- EXTRACTED RECORDS

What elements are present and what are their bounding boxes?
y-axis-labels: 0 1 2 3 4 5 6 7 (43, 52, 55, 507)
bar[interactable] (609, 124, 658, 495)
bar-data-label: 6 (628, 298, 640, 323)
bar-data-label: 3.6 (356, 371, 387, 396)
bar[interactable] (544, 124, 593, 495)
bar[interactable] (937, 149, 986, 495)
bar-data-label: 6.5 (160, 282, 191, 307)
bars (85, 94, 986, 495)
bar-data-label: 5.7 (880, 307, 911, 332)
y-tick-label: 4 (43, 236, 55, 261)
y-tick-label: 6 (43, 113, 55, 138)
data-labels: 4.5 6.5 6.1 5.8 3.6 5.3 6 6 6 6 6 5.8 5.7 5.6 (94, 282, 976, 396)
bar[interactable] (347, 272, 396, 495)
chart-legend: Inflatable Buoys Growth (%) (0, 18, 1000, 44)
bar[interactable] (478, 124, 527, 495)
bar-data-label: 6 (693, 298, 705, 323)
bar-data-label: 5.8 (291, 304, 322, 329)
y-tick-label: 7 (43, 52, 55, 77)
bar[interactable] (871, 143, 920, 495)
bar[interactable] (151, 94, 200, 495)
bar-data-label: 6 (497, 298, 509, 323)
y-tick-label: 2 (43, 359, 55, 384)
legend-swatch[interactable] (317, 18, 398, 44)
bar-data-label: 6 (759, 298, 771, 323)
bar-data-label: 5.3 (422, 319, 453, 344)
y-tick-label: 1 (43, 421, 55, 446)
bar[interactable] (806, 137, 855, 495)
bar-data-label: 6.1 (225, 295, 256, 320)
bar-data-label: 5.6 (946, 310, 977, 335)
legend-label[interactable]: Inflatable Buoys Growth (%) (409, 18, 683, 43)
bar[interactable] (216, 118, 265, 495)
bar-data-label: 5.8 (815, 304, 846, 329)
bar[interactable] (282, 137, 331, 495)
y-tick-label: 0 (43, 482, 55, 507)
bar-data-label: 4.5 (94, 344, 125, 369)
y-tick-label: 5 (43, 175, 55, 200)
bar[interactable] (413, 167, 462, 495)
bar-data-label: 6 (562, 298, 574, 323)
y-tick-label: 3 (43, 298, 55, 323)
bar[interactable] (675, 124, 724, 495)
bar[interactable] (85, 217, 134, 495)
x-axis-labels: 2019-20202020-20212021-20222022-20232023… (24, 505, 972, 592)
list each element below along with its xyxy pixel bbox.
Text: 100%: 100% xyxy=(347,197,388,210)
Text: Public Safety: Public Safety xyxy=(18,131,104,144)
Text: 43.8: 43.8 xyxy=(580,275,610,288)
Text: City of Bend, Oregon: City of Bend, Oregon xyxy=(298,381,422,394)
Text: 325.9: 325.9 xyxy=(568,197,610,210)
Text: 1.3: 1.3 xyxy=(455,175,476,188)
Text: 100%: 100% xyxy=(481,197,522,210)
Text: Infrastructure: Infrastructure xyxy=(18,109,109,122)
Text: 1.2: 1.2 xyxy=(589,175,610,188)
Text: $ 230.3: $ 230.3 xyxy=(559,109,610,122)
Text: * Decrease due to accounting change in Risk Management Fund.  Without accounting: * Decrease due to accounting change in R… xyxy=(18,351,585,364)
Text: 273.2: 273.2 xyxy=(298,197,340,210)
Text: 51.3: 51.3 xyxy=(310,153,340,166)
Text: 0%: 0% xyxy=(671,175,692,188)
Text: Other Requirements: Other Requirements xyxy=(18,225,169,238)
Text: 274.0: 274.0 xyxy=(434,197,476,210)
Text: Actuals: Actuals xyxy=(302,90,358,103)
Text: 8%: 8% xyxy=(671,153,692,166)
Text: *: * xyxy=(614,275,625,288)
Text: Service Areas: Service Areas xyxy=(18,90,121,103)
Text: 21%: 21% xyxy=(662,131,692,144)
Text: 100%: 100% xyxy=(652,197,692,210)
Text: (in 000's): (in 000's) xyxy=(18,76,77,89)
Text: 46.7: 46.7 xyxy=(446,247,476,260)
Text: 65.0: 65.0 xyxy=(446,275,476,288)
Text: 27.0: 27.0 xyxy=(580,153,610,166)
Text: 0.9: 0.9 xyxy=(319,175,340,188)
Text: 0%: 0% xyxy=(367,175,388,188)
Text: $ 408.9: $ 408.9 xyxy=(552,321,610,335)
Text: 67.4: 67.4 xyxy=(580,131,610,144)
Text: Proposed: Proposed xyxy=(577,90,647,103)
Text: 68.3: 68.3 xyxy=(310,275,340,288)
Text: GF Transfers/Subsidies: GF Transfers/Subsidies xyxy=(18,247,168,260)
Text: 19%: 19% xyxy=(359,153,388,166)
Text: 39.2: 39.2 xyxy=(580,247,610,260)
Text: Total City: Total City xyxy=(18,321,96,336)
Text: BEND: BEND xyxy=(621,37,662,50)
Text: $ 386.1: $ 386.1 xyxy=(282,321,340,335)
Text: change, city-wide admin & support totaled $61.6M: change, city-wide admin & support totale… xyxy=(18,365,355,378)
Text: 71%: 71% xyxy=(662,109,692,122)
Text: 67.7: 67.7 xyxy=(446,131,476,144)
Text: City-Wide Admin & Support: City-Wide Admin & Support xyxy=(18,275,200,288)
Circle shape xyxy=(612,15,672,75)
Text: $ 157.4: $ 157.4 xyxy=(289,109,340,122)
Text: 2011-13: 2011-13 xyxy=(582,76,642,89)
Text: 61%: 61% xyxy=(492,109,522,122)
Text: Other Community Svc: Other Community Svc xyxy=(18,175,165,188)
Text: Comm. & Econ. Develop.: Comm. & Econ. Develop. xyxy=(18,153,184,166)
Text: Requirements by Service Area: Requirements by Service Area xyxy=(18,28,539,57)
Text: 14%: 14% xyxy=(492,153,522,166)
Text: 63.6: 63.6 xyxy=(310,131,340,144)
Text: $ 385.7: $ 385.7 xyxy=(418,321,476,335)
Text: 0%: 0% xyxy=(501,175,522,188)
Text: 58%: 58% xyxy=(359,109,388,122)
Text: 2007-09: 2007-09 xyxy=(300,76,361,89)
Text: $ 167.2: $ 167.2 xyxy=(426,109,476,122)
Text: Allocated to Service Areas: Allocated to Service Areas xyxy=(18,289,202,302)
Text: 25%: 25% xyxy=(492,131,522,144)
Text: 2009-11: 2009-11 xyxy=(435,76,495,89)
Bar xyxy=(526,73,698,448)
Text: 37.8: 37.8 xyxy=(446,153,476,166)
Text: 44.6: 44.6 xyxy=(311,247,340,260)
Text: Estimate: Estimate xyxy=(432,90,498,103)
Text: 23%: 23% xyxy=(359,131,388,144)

- EXERCISE PROMPT
Reproduce the material from its first line through the line containing "bar-data-label: 5.8 (815, 304, 846, 329)", substituting "clickable" for every occurrence of "interactable" and leaving everything else unchanged.

- FINAL RESULT
What elements are present and what are their bounding boxes?
y-axis-labels: 0 1 2 3 4 5 6 7 (43, 52, 55, 507)
bar[clickable] (609, 124, 658, 495)
bar-data-label: 6 (628, 298, 640, 323)
bar-data-label: 3.6 (356, 371, 387, 396)
bar[clickable] (544, 124, 593, 495)
bar[clickable] (937, 149, 986, 495)
bar-data-label: 6.5 (160, 282, 191, 307)
bars (85, 94, 986, 495)
bar-data-label: 5.7 (880, 307, 911, 332)
y-tick-label: 4 (43, 236, 55, 261)
y-tick-label: 6 (43, 113, 55, 138)
data-labels: 4.5 6.5 6.1 5.8 3.6 5.3 6 6 6 6 6 5.8 5.7 5.6 (94, 282, 976, 396)
bar[clickable] (347, 272, 396, 495)
chart-legend: Inflatable Buoys Growth (%) (0, 18, 1000, 44)
bar[clickable] (478, 124, 527, 495)
bar-data-label: 6 (693, 298, 705, 323)
bar-data-label: 5.8 (291, 304, 322, 329)
y-tick-label: 7 (43, 52, 55, 77)
bar[clickable] (871, 143, 920, 495)
bar[clickable] (151, 94, 200, 495)
bar-data-label: 6 (497, 298, 509, 323)
y-tick-label: 2 (43, 359, 55, 384)
legend-swatch[clickable] (317, 18, 398, 44)
bar-data-label: 6 (759, 298, 771, 323)
bar-data-label: 5.3 (422, 319, 453, 344)
y-tick-label: 1 (43, 421, 55, 446)
bar[clickable] (806, 137, 855, 495)
bar-data-label: 6.1 (225, 295, 256, 320)
bar-data-label: 5.6 (946, 310, 977, 335)
legend-label[clickable]: Inflatable Buoys Growth (%) (409, 18, 683, 43)
bar[clickable] (216, 118, 265, 495)
bar-data-label: 5.8 (815, 304, 846, 329)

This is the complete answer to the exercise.